--- Aim of the exercise ---
For the entries below, how many lines include the word "color"? Give the figure and nothing more.

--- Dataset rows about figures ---

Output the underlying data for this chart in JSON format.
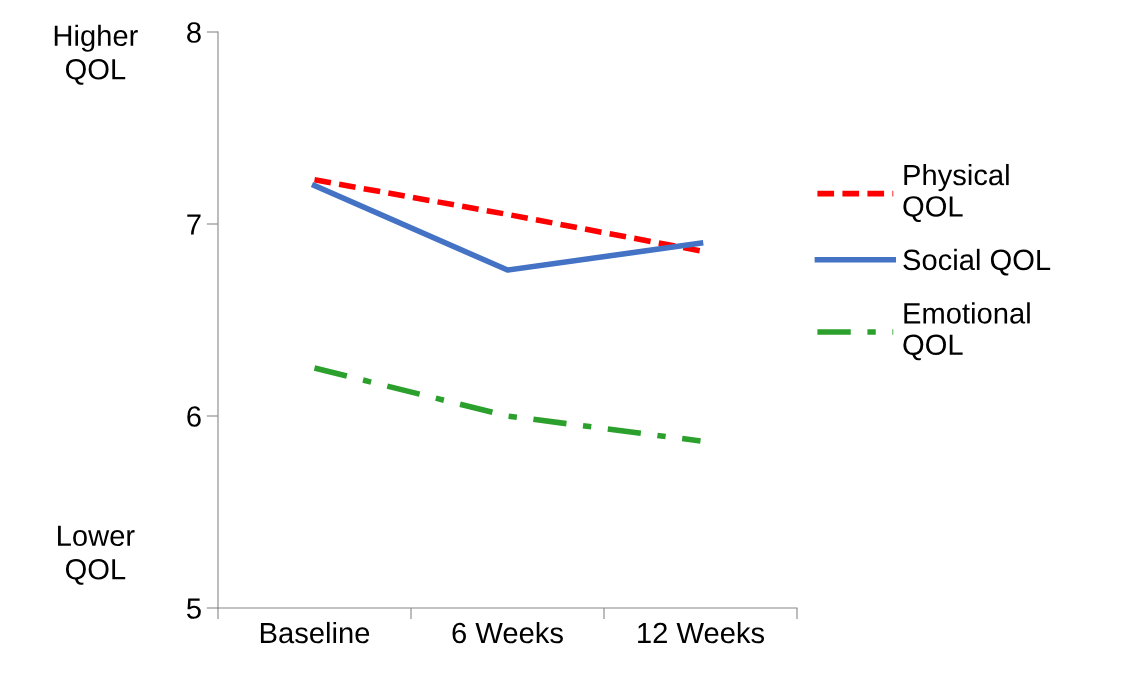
{
  "chart_data": {
    "type": "line",
    "categories": [
      "Baseline",
      "6 Weeks",
      "12 Weeks"
    ],
    "series": [
      {
        "name": "Physical QOL",
        "color": "#ff0000",
        "line_style": "dashed",
        "values": [
          7.23,
          7.05,
          6.86
        ]
      },
      {
        "name": "Social QOL",
        "color": "#4472c4",
        "line_style": "solid",
        "values": [
          7.2,
          6.76,
          6.9
        ]
      },
      {
        "name": "Emotional QOL",
        "color": "#2ca02c",
        "line_style": "dashdot",
        "values": [
          6.25,
          6.0,
          5.87
        ]
      }
    ],
    "ylim": [
      5,
      8
    ],
    "yticks": [
      5,
      6,
      7,
      8
    ],
    "grid": false,
    "legend": "right",
    "marker": "none",
    "annotations": [
      {
        "text": "Higher QOL"
      },
      {
        "text": "Lower QOL"
      }
    ]
  }
}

--- Output below ---
3